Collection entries
-- Start --

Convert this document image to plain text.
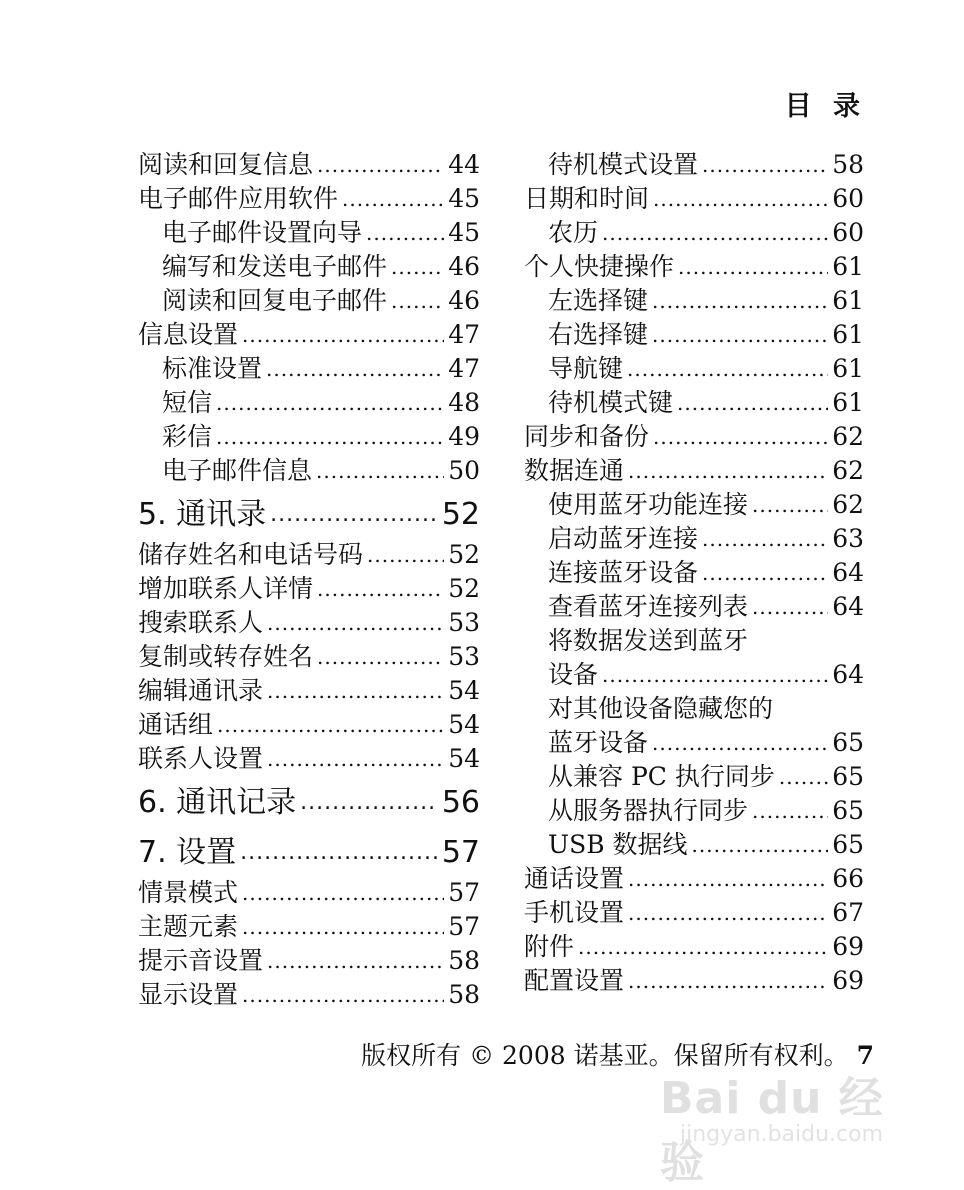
目 录
阅读和回复信息 .....	44
电子邮件应用软件 .....	45
电子邮件设置向导 .....	45
编写和发送电子邮件 ..... 46
阅读和回复电子邮件 ..... 46
信息设置 .....	47
标准设置 .....	47
短信 .....	48
彩信 .....	49
电子邮件信息 .....	50
5. 通讯录 .....	52
储存姓名和电话号码 .....	52
增加联系人详情 .....	52
搜索联系人 .....	53
复制或转存姓名 .....	53
编辑通讯录 .....	54
通话组 .....	54
联系人设置 .....	54
6. 通讯记录 .....	56
7. 设置 .....	57
情景模式 .....	57
主题元素 .....	57
提示音设置 .....	58
显示设置 .....	58
待机模式设置 .....	58
日期和时间 .....	60
农历 .....	60
个人快捷操作 .....	61
左选择键 .....	61
右选择键 .....	61
导航键 .....	61
待机模式键 .....	61
同步和备份 .....	62
数据连通 .....	62
使用蓝牙功能连接 .....	62
启动蓝牙连接 .....	63
连接蓝牙设备 .....	64
查看蓝牙连接列表 .....	64
将数据发送到蓝牙
设备 .....	64
对其他设备隐藏您的
蓝牙设备 .....	65
从兼容 PC 执行同步 ..... 65
从服务器执行同步 .....	65
USB 数据线 .....	65
通话设置 .....	66
手机设置 .....	67
附件 .....	69
配置设置 .....	69
版权所有 © 2008 诺基亚。保留所有权利。 7
Bai du 经验
jingyan.baidu.com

-- End --

— What to do —
Quote the data above in full, leaving out the pictures it holds.

— Answer in full —
Convert this document image to plain text.
目 录
阅读和回复信息 .....	44
电子邮件应用软件 .....	45
电子邮件设置向导 .....	45
编写和发送电子邮件 ..... 46
阅读和回复电子邮件 ..... 46
信息设置 .....	47
标准设置 .....	47
短信 .....	48
彩信 .....	49
电子邮件信息 .....	50
5. 通讯录 .....	52
储存姓名和电话号码 .....	52
增加联系人详情 .....	52
搜索联系人 .....	53
复制或转存姓名 .....	53
编辑通讯录 .....	54
通话组 .....	54
联系人设置 .....	54
6. 通讯记录 .....	56
7. 设置 .....	57
情景模式 .....	57
主题元素 .....	57
提示音设置 .....	58
显示设置 .....	58
待机模式设置 .....	58
日期和时间 .....	60
农历 .....	60
个人快捷操作 .....	61
左选择键 .....	61
右选择键 .....	61
导航键 .....	61
待机模式键 .....	61
同步和备份 .....	62
数据连通 .....	62
使用蓝牙功能连接 .....	62
启动蓝牙连接 .....	63
连接蓝牙设备 .....	64
查看蓝牙连接列表 .....	64
将数据发送到蓝牙
设备 .....	64
对其他设备隐藏您的
蓝牙设备 .....	65
从兼容 PC 执行同步 ..... 65
从服务器执行同步 .....	65
USB 数据线 .....	65
通话设置 .....	66
手机设置 .....	67
附件 .....	69
配置设置 .....	69
版权所有 © 2008 诺基亚。保留所有权利。 7
Bai du 经验
jingyan.baidu.com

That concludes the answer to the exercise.